▸ INSTRUCTIONS TO FOLLOW
Pull every line containing the word "this" from the records.

'''

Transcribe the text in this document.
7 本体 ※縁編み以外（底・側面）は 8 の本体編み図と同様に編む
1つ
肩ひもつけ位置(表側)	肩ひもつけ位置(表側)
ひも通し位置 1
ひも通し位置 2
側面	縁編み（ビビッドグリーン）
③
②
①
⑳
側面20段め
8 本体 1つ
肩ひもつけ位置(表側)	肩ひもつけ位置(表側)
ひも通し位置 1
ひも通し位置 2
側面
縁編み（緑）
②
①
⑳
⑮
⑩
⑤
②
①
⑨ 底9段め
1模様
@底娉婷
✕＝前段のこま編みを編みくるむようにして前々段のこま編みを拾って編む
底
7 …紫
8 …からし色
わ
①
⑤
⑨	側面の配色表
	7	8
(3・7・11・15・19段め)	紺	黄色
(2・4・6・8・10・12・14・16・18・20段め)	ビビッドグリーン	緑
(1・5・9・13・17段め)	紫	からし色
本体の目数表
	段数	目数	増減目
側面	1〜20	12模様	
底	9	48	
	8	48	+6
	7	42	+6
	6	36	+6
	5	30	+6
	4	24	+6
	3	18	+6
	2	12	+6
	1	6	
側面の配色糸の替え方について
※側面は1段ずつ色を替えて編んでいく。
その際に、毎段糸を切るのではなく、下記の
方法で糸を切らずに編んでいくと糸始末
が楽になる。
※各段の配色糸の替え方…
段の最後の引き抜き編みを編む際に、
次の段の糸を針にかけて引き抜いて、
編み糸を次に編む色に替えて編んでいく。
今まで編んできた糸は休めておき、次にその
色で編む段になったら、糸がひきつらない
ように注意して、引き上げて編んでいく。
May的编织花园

'''
'''

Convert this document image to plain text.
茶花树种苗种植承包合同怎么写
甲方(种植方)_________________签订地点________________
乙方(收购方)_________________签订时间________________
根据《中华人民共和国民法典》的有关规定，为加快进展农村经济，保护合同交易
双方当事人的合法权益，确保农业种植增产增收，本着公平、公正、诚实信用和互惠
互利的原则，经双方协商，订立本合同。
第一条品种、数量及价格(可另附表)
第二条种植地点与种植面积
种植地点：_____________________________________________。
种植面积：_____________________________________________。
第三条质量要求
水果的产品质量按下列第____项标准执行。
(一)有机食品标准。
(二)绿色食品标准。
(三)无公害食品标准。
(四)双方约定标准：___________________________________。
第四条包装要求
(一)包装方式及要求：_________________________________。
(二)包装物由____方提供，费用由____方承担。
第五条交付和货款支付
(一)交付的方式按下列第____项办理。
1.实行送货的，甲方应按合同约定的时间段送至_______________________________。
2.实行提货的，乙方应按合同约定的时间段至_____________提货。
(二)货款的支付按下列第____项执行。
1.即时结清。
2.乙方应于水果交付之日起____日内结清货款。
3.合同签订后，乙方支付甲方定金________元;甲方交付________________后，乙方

'''
'''

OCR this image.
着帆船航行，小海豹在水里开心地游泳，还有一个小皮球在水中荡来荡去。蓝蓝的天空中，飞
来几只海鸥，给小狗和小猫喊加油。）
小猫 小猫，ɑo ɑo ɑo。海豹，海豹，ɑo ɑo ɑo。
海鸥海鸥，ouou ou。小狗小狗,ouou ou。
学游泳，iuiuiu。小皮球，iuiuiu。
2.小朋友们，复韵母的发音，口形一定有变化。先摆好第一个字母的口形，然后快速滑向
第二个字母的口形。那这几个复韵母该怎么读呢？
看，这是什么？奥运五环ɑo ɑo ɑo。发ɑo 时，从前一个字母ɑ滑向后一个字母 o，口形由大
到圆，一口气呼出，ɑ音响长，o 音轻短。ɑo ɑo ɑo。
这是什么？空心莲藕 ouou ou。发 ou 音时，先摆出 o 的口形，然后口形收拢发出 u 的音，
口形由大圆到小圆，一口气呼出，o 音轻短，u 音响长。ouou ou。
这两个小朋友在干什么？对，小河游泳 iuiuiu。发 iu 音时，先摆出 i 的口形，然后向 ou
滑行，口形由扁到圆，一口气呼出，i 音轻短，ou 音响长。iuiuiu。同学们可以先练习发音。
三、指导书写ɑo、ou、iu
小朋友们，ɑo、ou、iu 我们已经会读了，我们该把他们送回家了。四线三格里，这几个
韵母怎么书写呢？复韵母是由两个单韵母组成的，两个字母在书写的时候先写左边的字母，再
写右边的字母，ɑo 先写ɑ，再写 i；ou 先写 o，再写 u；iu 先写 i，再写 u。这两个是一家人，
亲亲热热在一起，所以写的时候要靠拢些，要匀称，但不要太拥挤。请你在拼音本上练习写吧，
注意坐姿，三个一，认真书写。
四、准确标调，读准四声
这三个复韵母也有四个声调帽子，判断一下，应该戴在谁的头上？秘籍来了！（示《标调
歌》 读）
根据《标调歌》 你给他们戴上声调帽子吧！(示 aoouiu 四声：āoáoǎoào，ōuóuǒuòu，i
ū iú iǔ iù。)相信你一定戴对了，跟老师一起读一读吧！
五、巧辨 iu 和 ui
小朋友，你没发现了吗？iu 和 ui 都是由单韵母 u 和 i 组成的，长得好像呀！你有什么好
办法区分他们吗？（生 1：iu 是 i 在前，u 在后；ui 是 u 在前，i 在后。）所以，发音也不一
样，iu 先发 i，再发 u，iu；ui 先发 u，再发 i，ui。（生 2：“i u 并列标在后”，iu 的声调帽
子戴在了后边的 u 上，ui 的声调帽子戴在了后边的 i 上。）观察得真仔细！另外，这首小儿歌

'''

▸ TASK SOLUTION
Transcribe the text in this document.
Convert this document image to plain text.
OCR this image.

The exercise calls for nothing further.